───── INPUT MATERIAL
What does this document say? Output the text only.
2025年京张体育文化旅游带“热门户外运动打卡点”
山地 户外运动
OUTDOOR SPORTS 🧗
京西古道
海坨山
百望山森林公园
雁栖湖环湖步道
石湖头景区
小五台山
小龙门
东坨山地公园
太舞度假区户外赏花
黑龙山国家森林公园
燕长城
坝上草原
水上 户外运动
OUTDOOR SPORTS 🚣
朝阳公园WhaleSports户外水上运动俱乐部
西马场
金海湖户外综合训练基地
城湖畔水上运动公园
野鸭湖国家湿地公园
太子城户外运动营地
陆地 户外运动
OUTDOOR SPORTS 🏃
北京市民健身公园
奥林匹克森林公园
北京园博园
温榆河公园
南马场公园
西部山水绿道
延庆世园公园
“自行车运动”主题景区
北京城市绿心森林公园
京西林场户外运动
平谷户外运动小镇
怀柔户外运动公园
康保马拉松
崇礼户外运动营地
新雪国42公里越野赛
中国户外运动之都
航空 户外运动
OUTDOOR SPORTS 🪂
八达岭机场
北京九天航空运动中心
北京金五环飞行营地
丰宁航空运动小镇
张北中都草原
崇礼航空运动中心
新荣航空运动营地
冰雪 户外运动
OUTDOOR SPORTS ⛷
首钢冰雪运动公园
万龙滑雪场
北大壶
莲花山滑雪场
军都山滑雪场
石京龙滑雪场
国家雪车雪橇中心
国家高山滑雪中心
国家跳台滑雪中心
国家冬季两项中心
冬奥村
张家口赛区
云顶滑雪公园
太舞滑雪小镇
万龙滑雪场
──────────
◆ WHAT NEEDS TO BE DONE:
Copy the material above, line for line.

◆ OUTPUT:
What does this document say? Output the text only.
2025年京张体育文化旅游带“热门户外运动打卡点”
山地 户外运动
OUTDOOR SPORTS 🧗
京西古道
海坨山
百望山森林公园
雁栖湖环湖步道
石湖头景区
小五台山
小龙门
东坨山地公园
太舞度假区户外赏花
黑龙山国家森林公园
燕长城
坝上草原
水上 户外运动
OUTDOOR SPORTS 🚣
朝阳公园WhaleSports户外水上运动俱乐部
西马场
金海湖户外综合训练基地
城湖畔水上运动公园
野鸭湖国家湿地公园
太子城户外运动营地
陆地 户外运动
OUTDOOR SPORTS 🏃
北京市民健身公园
奥林匹克森林公园
北京园博园
温榆河公园
南马场公园
西部山水绿道
延庆世园公园
“自行车运动”主题景区
北京城市绿心森林公园
京西林场户外运动
平谷户外运动小镇
怀柔户外运动公园
康保马拉松
崇礼户外运动营地
新雪国42公里越野赛
中国户外运动之都
航空 户外运动
OUTDOOR SPORTS 🪂
八达岭机场
北京九天航空运动中心
北京金五环飞行营地
丰宁航空运动小镇
张北中都草原
崇礼航空运动中心
新荣航空运动营地
冰雪 户外运动
OUTDOOR SPORTS ⛷
首钢冰雪运动公园
万龙滑雪场
北大壶
莲花山滑雪场
军都山滑雪场
石京龙滑雪场
国家雪车雪橇中心
国家高山滑雪中心
国家跳台滑雪中心
国家冬季两项中心
冬奥村
张家口赛区
云顶滑雪公园
太舞滑雪小镇
万龙滑雪场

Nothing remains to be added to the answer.